[Given request]: Show every line where "panels" occurs.

[Entries provided]:
======
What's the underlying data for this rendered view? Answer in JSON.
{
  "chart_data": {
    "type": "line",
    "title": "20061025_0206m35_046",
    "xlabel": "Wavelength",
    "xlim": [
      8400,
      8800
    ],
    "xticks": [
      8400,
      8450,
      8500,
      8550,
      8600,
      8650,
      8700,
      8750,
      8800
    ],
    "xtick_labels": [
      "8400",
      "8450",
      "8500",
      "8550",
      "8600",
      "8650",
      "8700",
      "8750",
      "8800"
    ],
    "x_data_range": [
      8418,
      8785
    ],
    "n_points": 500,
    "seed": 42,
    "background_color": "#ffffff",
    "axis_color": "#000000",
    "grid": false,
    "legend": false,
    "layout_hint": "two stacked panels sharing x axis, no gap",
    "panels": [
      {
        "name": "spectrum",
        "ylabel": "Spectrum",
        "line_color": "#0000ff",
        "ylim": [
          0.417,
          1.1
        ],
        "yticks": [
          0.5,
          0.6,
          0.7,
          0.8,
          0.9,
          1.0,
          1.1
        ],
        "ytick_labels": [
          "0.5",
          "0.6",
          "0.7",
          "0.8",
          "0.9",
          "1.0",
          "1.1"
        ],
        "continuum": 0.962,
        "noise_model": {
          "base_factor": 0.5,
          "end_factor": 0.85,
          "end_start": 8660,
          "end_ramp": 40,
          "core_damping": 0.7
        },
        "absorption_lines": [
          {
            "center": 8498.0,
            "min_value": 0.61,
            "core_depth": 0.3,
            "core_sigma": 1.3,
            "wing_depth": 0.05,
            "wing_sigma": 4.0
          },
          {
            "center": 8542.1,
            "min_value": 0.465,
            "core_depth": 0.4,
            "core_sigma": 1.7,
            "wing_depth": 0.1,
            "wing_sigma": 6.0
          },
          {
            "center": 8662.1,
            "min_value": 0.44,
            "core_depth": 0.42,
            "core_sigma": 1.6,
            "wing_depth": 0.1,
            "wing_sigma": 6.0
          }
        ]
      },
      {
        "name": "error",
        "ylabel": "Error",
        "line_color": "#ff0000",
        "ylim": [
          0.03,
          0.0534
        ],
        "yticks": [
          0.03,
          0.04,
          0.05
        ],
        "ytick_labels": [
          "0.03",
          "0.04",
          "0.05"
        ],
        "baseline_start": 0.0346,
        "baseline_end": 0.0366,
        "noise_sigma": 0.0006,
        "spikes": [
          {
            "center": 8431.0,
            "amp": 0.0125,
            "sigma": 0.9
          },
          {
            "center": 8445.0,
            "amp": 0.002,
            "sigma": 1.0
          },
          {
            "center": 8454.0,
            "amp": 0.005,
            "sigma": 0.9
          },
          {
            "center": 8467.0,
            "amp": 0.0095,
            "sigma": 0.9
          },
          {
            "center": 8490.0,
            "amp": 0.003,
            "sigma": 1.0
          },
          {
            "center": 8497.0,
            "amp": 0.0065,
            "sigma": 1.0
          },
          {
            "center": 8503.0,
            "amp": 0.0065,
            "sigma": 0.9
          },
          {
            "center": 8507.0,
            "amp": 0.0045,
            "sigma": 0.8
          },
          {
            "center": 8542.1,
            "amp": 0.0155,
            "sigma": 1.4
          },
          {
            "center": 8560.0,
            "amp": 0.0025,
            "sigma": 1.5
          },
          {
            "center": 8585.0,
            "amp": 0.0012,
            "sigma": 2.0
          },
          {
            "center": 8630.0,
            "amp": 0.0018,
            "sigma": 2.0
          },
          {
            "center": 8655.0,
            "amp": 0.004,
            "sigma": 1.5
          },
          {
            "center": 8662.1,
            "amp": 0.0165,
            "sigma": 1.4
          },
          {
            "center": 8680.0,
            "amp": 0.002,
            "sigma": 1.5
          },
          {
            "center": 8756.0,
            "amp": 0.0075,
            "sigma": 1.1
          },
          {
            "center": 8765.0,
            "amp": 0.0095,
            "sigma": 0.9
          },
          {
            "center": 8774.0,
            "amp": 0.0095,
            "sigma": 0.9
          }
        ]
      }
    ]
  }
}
======
[Written response]:
    "layout_hint": "two stacked panels sharing x axis, no gap",
    "panels": [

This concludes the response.